◆ What you are asked to do
Pick out every line holding the string "výzvy" and copy it.

◆ Saved entries

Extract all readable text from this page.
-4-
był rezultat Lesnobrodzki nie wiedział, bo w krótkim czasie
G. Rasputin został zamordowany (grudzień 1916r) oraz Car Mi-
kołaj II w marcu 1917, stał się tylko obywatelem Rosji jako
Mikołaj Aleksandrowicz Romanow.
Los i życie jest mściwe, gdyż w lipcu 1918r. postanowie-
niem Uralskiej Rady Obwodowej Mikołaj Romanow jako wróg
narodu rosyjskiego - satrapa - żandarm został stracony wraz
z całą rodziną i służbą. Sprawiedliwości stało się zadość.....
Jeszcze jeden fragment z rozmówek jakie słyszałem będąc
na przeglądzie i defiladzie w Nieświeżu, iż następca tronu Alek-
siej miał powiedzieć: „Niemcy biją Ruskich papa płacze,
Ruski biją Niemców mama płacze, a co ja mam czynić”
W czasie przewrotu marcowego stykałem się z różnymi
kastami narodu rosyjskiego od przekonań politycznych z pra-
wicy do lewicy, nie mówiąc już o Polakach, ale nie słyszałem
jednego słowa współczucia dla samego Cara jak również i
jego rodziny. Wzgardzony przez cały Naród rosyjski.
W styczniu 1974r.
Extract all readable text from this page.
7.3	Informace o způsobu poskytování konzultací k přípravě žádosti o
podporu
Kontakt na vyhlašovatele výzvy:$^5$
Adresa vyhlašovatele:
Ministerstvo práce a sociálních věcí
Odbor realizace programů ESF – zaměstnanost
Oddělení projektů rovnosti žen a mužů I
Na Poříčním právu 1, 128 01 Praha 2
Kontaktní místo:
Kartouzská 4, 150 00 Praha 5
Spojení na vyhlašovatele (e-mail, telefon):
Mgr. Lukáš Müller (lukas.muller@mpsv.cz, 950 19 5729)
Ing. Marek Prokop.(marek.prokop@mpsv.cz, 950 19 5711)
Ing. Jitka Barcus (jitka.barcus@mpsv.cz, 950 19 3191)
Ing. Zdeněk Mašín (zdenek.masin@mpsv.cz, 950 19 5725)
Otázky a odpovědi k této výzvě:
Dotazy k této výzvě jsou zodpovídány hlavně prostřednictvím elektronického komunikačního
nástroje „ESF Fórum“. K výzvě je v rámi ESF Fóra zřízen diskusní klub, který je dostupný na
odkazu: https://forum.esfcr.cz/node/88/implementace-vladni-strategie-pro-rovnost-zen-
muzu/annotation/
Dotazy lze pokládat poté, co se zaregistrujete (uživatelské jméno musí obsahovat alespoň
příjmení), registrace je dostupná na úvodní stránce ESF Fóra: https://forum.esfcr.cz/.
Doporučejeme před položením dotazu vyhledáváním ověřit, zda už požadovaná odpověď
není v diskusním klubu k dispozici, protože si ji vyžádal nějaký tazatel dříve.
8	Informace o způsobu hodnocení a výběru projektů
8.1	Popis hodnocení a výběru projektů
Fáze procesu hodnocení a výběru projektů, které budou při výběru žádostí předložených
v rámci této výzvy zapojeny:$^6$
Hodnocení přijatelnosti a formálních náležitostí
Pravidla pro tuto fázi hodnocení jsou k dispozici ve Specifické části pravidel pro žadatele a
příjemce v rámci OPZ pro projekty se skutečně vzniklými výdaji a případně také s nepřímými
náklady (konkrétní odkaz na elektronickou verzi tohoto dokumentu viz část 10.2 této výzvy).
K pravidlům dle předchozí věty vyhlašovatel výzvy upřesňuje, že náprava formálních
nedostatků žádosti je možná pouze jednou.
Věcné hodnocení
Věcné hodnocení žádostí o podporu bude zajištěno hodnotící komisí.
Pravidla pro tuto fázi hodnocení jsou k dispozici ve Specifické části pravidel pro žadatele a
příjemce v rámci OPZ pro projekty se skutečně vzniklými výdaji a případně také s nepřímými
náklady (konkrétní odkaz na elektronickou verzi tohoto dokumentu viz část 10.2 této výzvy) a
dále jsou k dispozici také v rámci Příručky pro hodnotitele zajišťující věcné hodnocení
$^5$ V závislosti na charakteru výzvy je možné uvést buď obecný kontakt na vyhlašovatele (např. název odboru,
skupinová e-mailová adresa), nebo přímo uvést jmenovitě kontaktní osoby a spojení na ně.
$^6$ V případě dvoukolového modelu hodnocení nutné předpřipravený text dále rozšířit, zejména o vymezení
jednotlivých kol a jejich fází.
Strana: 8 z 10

◆ Problem solution
Kontakt na vyhlašovatele výzvy:$^5$
v rámci této výzvy zapojeny:$^6$
náklady (konkrétní odkaz na elektronickou verzi tohoto dokumentu viz část 10.2 této výzvy).
K pravidlům dle předchozí věty vyhlašovatel výzvy upřesňuje, že náprava formálních
náklady (konkrétní odkaz na elektronickou verzi tohoto dokumentu viz část 10.2 této výzvy) a
$^5$ V závislosti na charakteru výzvy je možné uvést buď obecný kontakt na vyhlašovatele (např. název odboru,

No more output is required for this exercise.